---------- Record set

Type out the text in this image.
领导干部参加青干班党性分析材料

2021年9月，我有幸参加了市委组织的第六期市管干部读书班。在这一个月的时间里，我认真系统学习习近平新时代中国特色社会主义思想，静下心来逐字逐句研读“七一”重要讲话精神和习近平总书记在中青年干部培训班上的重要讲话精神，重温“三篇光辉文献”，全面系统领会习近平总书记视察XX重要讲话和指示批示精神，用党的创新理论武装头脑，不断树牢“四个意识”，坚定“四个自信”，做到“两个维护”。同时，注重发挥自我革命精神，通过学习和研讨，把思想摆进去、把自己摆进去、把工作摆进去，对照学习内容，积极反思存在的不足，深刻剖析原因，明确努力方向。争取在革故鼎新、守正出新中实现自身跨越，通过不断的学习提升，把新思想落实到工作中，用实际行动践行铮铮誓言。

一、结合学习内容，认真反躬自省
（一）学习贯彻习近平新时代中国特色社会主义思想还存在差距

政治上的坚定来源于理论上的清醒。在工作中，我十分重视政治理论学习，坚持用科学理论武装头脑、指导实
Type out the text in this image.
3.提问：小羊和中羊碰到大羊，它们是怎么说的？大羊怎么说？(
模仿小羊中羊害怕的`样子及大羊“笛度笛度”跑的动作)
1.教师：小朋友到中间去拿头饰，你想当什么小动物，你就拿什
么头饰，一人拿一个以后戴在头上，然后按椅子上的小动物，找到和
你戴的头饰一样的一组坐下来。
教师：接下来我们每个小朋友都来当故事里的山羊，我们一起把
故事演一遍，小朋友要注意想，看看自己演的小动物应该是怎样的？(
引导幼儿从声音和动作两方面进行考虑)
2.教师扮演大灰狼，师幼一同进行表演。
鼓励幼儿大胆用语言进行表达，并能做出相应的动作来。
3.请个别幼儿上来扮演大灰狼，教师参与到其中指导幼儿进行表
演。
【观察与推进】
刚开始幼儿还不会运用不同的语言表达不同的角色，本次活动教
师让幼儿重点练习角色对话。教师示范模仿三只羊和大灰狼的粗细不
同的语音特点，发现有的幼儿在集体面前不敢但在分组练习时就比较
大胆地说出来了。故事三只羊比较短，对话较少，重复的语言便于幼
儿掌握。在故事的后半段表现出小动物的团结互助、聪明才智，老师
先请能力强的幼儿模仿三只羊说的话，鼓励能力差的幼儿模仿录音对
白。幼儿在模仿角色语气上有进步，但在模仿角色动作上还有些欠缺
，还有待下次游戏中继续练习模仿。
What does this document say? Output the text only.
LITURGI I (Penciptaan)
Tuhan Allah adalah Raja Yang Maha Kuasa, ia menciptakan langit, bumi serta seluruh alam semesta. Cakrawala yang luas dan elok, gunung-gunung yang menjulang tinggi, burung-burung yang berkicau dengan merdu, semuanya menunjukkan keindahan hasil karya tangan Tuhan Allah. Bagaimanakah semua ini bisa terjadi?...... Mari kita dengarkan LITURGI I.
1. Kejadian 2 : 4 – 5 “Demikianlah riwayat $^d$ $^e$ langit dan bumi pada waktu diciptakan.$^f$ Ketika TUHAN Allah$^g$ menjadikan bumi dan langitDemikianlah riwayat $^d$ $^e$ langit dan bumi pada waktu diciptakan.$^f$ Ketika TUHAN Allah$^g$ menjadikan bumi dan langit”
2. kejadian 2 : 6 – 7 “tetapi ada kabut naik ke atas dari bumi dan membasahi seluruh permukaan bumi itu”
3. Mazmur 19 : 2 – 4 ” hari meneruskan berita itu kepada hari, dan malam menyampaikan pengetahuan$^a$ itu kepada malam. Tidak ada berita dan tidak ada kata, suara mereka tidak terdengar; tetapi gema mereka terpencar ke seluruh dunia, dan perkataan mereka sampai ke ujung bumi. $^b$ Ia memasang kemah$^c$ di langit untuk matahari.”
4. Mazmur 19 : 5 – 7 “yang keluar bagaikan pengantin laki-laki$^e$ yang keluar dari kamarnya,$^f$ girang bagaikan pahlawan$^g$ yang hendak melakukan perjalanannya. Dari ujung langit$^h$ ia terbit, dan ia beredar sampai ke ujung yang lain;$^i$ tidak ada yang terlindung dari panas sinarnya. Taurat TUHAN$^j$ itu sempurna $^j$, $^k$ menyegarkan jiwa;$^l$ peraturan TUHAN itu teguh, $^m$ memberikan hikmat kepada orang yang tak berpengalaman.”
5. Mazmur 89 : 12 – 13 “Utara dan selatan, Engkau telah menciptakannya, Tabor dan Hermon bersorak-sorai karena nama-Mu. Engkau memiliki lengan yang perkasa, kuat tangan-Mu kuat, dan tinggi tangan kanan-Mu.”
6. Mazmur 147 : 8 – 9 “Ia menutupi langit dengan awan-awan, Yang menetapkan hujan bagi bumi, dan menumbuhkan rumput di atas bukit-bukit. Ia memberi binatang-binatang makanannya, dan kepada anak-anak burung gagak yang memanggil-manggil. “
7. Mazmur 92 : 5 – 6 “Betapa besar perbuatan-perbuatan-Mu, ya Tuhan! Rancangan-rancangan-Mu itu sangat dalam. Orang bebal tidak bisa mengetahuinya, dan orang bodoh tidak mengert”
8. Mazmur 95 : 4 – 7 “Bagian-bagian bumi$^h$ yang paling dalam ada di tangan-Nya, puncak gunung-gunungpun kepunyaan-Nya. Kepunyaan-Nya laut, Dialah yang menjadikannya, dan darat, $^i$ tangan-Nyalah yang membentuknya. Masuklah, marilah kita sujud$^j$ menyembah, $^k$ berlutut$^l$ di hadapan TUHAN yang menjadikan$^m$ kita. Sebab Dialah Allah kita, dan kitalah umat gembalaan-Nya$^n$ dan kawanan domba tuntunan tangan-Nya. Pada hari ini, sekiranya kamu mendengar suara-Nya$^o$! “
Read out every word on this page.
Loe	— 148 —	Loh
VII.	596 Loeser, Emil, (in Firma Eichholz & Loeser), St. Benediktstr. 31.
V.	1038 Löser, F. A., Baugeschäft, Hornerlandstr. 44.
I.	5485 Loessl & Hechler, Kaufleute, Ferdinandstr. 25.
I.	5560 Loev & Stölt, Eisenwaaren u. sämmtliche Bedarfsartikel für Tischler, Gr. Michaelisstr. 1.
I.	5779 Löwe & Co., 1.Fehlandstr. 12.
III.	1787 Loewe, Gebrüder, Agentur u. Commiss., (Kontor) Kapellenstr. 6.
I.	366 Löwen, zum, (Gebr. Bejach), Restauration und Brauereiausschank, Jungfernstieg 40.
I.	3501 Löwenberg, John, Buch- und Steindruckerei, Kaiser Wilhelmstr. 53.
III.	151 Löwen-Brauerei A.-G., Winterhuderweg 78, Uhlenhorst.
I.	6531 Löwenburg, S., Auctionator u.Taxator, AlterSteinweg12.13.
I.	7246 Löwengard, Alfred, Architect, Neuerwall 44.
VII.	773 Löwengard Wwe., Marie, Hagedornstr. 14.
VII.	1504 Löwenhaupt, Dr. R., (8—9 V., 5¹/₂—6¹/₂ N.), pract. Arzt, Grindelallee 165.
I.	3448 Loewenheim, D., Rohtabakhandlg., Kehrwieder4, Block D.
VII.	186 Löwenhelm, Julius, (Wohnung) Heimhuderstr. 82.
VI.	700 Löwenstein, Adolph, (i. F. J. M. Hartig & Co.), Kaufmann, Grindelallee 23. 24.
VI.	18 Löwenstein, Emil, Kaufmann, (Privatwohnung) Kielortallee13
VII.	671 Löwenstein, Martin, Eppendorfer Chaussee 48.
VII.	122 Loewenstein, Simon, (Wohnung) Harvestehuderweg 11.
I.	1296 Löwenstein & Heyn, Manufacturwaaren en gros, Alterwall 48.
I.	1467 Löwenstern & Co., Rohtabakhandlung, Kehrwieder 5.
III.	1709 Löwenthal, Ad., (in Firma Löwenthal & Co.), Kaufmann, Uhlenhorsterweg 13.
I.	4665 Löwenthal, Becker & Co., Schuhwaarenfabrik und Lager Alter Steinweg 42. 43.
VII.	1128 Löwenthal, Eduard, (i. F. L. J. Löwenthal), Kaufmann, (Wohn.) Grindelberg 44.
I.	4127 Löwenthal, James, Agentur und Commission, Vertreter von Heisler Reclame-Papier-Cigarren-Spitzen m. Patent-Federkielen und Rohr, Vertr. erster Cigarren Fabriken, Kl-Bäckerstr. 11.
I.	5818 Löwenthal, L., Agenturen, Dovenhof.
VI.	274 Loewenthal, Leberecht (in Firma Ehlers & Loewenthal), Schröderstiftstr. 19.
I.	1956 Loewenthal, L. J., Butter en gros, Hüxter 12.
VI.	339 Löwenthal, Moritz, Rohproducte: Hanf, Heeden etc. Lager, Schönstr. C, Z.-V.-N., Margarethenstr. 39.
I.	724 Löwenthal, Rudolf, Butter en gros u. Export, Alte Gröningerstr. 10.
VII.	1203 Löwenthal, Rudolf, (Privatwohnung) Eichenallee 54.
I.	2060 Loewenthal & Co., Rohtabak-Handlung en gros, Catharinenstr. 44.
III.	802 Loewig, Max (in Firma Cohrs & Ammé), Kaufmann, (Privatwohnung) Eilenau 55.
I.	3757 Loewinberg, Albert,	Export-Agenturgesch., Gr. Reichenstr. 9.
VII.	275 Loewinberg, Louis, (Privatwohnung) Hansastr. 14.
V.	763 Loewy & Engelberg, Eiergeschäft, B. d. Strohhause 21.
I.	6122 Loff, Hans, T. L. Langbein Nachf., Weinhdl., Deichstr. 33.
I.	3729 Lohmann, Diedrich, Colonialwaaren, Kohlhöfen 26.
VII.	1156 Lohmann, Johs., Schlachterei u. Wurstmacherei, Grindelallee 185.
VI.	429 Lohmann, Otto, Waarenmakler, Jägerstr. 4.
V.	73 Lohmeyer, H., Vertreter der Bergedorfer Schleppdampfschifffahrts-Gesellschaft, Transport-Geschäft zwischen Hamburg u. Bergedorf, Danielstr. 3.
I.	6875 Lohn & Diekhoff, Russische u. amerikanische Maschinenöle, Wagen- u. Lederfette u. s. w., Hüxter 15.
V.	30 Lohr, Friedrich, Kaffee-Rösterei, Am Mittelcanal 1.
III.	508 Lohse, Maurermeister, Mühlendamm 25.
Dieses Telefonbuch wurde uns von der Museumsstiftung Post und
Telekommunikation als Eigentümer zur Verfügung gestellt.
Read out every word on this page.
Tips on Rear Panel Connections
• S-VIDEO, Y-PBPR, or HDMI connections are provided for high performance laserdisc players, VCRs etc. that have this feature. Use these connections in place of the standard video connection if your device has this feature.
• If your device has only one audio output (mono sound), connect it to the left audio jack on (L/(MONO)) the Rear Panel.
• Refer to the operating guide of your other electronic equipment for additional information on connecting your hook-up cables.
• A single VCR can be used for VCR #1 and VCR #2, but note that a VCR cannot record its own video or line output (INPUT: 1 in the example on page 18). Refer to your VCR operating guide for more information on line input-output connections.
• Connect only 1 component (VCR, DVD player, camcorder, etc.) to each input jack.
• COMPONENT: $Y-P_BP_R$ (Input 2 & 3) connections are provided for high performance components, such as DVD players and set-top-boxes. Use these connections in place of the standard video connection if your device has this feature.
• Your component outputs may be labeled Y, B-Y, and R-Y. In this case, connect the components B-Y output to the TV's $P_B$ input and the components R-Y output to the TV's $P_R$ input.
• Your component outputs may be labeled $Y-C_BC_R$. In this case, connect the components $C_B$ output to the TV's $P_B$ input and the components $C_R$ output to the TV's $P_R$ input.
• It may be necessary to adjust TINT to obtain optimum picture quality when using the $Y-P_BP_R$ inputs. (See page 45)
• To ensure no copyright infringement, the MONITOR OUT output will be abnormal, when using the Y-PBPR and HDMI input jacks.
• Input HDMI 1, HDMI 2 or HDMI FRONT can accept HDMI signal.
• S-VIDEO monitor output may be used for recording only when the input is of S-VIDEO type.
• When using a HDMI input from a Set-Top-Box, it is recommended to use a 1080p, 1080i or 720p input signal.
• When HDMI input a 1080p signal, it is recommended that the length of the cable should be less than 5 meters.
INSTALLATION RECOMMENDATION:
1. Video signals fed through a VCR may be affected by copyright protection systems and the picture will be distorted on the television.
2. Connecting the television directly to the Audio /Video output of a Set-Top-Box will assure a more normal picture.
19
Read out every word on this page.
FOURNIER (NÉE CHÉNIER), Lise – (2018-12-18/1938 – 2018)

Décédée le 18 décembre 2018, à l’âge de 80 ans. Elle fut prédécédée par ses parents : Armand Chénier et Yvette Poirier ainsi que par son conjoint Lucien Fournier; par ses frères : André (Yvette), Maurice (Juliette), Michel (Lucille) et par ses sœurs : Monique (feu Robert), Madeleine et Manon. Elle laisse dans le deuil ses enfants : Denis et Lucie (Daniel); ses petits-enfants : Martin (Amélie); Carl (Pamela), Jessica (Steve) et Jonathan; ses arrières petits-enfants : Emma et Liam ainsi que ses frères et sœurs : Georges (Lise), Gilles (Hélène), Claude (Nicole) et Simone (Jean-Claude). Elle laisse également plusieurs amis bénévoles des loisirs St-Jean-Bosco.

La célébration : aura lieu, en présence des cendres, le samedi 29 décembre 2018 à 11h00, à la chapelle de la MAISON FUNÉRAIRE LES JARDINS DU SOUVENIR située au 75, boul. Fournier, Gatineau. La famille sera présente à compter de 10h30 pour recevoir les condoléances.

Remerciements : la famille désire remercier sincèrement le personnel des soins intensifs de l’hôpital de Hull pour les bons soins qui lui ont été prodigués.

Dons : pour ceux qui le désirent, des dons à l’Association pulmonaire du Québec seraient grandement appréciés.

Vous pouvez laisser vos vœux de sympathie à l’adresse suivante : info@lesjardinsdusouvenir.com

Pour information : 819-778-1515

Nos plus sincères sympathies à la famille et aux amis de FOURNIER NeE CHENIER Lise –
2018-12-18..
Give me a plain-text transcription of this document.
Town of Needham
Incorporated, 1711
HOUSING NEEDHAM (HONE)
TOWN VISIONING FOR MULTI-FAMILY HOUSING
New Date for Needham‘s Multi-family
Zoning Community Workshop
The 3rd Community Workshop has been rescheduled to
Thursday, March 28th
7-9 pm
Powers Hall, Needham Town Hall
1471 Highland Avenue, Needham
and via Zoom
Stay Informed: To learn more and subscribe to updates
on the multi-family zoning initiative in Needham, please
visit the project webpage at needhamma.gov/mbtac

--------------------

### Prompt
Isolate the lines above that contain the word "Kaufmann" and copy them.

### Solution to this exercise
VI.	700 Löwenstein, Adolph, (i. F. J. M. Hartig & Co.), Kaufmann, Grindelallee 23. 24.
VI.	18 Löwenstein, Emil, Kaufmann, (Privatwohnung) Kielortallee13
III.	1709 Löwenthal, Ad., (in Firma Löwenthal & Co.), Kaufmann, Uhlenhorsterweg 13.
VII.	1128 Löwenthal, Eduard, (i. F. L. J. Löwenthal), Kaufmann, (Wohn.) Grindelberg 44.
III.	802 Loewig, Max (in Firma Cohrs & Ammé), Kaufmann, (Privatwohnung) Eilenau 55.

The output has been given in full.